TASK.
Read the records below. Copy each line where the string "人们用眼睛看他人" occurs.

INPUT RECORDS.
= = = = = = =

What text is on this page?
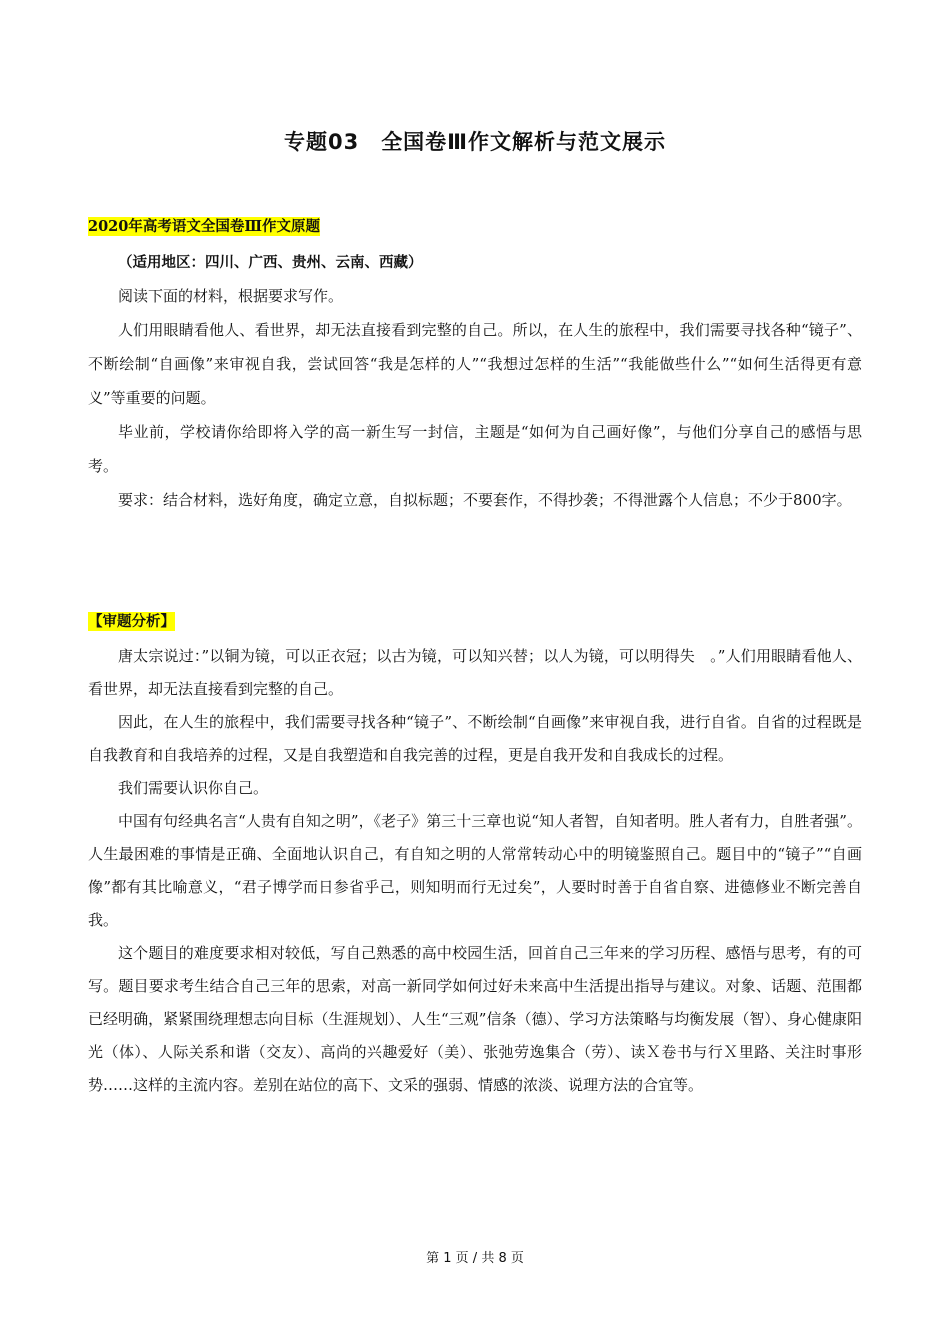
专题03 全国卷Ⅲ作文解析与范文展示
2020年高考语文全国卷Ⅲ作文原题
（适用地区：四川、广西、贵州、云南、西藏）

阅读下面的材料，根据要求写作。

人们用眼睛看他人、看世界，却无法直接看到完整的自己。所以，在人生的旅程中，我们需要寻找各种“镜子”、不断绘制“自画像”来审视自我，尝试回答“我是怎样的人”“我想过怎样的生活”“我能做些什么”“如何生活得更有意义”等重要的问题。

毕业前，学校请你给即将入学的高一新生写一封信，主题是“如何为自己画好像”，与他们分享自己的感悟与思考。

要求：结合材料，选好角度，确定立意，自拟标题；不要套作，不得抄袭；不得泄露个人信息；不少于800字。

【审题分析】

唐太宗说过：”以铜为镜，可以正衣冠；以古为镜，可以知兴替；以人为镜，可以明得失　。”人们用眼睛看他人、看世界，却无法直接看到完整的自己。

因此，在人生的旅程中，我们需要寻找各种“镜子”、不断绘制“自画像”来审视自我，进行自省。自省的过程既是自我教育和自我培养的过程，又是自我塑造和自我完善的过程，更是自我开发和自我成长的过程。

我们需要认识你自己。

中国有句经典名言“人贵有自知之明”，《老子》第三十三章也说“知人者智，自知者明。胜人者有力，自胜者强”。人生最困难的事情是正确、全面地认识自己，有自知之明的人常常转动心中的明镜鉴照自己。题目中的“镜子”“自画像”都有其比喻意义，“君子博学而日参省乎己，则知明而行无过矣”，人要时时善于自省自察、进德修业不断完善自我。

这个题目的难度要求相对较低，写自己熟悉的高中校园生活，回首自己三年来的学习历程、感悟与思考，有的可写。题目要求考生结合自己三年的思索，对高一新同学如何过好未来高中生活提出指导与建议。对象、话题、范围都已经明确，紧紧围绕理想志向目标（生涯规划）、人生“三观”信条（德）、学习方法策略与均衡发展（智）、身心健康阳光（体）、人际关系和谐（交友）、高尚的兴趣爱好（美）、张弛劳逸集合（劳）、读Ｘ卷书与行Ｘ里路、关注时事形势……这样的主流内容。差别在站位的高下、文采的强弱、情感的浓淡、说理方法的合宜等。

第 1 页 / 共 8 页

= = = = = = =

RESPONSE TO THE EXERCISE.
人们用眼睛看他人、看世界，却无法直接看到完整的自己。所以，在人生的旅程中，我们需要寻找各种“镜子”、不断绘制“自画像”来审视自我，尝试回答“我是怎样的人”“我想过怎样的生活”“我能做些什么”“如何生活得更有意义”等重要的问题。
唐太宗说过：”以铜为镜，可以正衣冠；以古为镜，可以知兴替；以人为镜，可以明得失　。”人们用眼睛看他人、看世界，却无法直接看到完整的自己。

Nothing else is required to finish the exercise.